>> BEGIN Supplied entries

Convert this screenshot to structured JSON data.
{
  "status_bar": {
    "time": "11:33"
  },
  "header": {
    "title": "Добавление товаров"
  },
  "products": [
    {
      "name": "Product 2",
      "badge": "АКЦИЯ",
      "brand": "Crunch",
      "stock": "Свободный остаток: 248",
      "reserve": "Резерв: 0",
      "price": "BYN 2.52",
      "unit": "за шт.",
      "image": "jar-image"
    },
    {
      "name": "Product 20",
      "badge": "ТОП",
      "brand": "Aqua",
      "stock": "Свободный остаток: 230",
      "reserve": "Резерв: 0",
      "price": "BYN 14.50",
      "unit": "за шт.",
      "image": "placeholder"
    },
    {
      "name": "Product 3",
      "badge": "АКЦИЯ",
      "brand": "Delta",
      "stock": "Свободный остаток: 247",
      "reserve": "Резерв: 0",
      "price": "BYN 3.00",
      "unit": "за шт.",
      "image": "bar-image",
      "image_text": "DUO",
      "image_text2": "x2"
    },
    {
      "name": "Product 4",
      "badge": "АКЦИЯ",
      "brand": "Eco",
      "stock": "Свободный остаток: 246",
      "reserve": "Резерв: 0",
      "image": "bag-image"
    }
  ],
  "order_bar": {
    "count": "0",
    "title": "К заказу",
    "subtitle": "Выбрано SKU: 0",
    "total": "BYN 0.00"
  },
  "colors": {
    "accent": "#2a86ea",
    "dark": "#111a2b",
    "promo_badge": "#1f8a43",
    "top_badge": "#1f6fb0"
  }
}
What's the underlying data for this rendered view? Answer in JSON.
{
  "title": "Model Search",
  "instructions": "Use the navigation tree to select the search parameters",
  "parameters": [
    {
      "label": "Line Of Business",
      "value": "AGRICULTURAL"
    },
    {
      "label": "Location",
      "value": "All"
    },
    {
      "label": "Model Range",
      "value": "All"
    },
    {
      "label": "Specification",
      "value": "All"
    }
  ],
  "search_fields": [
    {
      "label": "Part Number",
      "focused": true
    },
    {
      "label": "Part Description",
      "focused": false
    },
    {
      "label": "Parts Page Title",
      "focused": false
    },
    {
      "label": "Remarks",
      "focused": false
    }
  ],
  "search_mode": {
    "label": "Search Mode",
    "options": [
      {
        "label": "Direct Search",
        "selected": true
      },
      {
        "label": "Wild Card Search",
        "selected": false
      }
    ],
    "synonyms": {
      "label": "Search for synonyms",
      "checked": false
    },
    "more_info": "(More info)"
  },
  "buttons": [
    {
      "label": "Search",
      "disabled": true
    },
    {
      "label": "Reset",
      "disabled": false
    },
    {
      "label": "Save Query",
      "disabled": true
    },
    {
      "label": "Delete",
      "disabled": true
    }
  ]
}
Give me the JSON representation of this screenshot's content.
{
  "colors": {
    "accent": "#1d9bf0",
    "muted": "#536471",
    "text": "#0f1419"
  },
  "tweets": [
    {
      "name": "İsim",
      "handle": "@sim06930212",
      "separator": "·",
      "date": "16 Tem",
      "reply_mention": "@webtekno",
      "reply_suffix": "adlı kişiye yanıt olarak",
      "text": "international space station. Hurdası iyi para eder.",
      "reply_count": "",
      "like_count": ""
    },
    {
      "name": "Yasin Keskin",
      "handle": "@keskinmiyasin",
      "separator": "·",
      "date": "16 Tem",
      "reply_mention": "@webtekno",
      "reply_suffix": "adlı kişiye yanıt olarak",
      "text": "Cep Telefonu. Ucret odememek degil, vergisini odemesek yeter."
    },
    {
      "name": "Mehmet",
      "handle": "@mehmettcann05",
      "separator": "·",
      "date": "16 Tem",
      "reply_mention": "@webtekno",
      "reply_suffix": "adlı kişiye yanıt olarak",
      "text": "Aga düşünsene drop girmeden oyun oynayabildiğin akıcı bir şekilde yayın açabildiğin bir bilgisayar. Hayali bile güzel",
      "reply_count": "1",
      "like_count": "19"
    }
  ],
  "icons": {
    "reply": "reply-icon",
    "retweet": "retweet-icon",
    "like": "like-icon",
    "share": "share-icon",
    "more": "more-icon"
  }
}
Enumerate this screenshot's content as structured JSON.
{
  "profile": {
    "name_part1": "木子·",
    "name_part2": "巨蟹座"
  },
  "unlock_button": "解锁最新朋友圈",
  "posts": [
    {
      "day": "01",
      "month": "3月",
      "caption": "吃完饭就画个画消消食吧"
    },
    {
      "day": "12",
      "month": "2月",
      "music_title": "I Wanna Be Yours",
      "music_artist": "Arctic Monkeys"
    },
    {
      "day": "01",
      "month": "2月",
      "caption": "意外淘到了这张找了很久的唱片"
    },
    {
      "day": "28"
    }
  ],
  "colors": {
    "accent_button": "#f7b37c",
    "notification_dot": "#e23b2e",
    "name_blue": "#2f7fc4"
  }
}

>> END Supplied entries

▶ _Set problem_: All of the entries above should be written out again exactly.

▶ _Problem solution_:
Convert this screenshot to structured JSON data.
{
  "status_bar": {
    "time": "11:33"
  },
  "header": {
    "title": "Добавление товаров"
  },
  "products": [
    {
      "name": "Product 2",
      "badge": "АКЦИЯ",
      "brand": "Crunch",
      "stock": "Свободный остаток: 248",
      "reserve": "Резерв: 0",
      "price": "BYN 2.52",
      "unit": "за шт.",
      "image": "jar-image"
    },
    {
      "name": "Product 20",
      "badge": "ТОП",
      "brand": "Aqua",
      "stock": "Свободный остаток: 230",
      "reserve": "Резерв: 0",
      "price": "BYN 14.50",
      "unit": "за шт.",
      "image": "placeholder"
    },
    {
      "name": "Product 3",
      "badge": "АКЦИЯ",
      "brand": "Delta",
      "stock": "Свободный остаток: 247",
      "reserve": "Резерв: 0",
      "price": "BYN 3.00",
      "unit": "за шт.",
      "image": "bar-image",
      "image_text": "DUO",
      "image_text2": "x2"
    },
    {
      "name": "Product 4",
      "badge": "АКЦИЯ",
      "brand": "Eco",
      "stock": "Свободный остаток: 246",
      "reserve": "Резерв: 0",
      "image": "bag-image"
    }
  ],
  "order_bar": {
    "count": "0",
    "title": "К заказу",
    "subtitle": "Выбрано SKU: 0",
    "total": "BYN 0.00"
  },
  "colors": {
    "accent": "#2a86ea",
    "dark": "#111a2b",
    "promo_badge": "#1f8a43",
    "top_badge": "#1f6fb0"
  }
}
What's the underlying data for this rendered view? Answer in JSON.
{
  "title": "Model Search",
  "instructions": "Use the navigation tree to select the search parameters",
  "parameters": [
    {
      "label": "Line Of Business",
      "value": "AGRICULTURAL"
    },
    {
      "label": "Location",
      "value": "All"
    },
    {
      "label": "Model Range",
      "value": "All"
    },
    {
      "label": "Specification",
      "value": "All"
    }
  ],
  "search_fields": [
    {
      "label": "Part Number",
      "focused": true
    },
    {
      "label": "Part Description",
      "focused": false
    },
    {
      "label": "Parts Page Title",
      "focused": false
    },
    {
      "label": "Remarks",
      "focused": false
    }
  ],
  "search_mode": {
    "label": "Search Mode",
    "options": [
      {
        "label": "Direct Search",
        "selected": true
      },
      {
        "label": "Wild Card Search",
        "selected": false
      }
    ],
    "synonyms": {
      "label": "Search for synonyms",
      "checked": false
    },
    "more_info": "(More info)"
  },
  "buttons": [
    {
      "label": "Search",
      "disabled": true
    },
    {
      "label": "Reset",
      "disabled": false
    },
    {
      "label": "Save Query",
      "disabled": true
    },
    {
      "label": "Delete",
      "disabled": true
    }
  ]
}
Give me the JSON representation of this screenshot's content.
{
  "colors": {
    "accent": "#1d9bf0",
    "muted": "#536471",
    "text": "#0f1419"
  },
  "tweets": [
    {
      "name": "İsim",
      "handle": "@sim06930212",
      "separator": "·",
      "date": "16 Tem",
      "reply_mention": "@webtekno",
      "reply_suffix": "adlı kişiye yanıt olarak",
      "text": "international space station. Hurdası iyi para eder.",
      "reply_count": "",
      "like_count": ""
    },
    {
      "name": "Yasin Keskin",
      "handle": "@keskinmiyasin",
      "separator": "·",
      "date": "16 Tem",
      "reply_mention": "@webtekno",
      "reply_suffix": "adlı kişiye yanıt olarak",
      "text": "Cep Telefonu. Ucret odememek degil, vergisini odemesek yeter."
    },
    {
      "name": "Mehmet",
      "handle": "@mehmettcann05",
      "separator": "·",
      "date": "16 Tem",
      "reply_mention": "@webtekno",
      "reply_suffix": "adlı kişiye yanıt olarak",
      "text": "Aga düşünsene drop girmeden oyun oynayabildiğin akıcı bir şekilde yayın açabildiğin bir bilgisayar. Hayali bile güzel",
      "reply_count": "1",
      "like_count": "19"
    }
  ],
  "icons": {
    "reply": "reply-icon",
    "retweet": "retweet-icon",
    "like": "like-icon",
    "share": "share-icon",
    "more": "more-icon"
  }
}
Enumerate this screenshot's content as structured JSON.
{
  "profile": {
    "name_part1": "木子·",
    "name_part2": "巨蟹座"
  },
  "unlock_button": "解锁最新朋友圈",
  "posts": [
    {
      "day": "01",
      "month": "3月",
      "caption": "吃完饭就画个画消消食吧"
    },
    {
      "day": "12",
      "month": "2月",
      "music_title": "I Wanna Be Yours",
      "music_artist": "Arctic Monkeys"
    },
    {
      "day": "01",
      "month": "2月",
      "caption": "意外淘到了这张找了很久的唱片"
    },
    {
      "day": "28"
    }
  ],
  "colors": {
    "accent_button": "#f7b37c",
    "notification_dot": "#e23b2e",
    "name_blue": "#2f7fc4"
  }
}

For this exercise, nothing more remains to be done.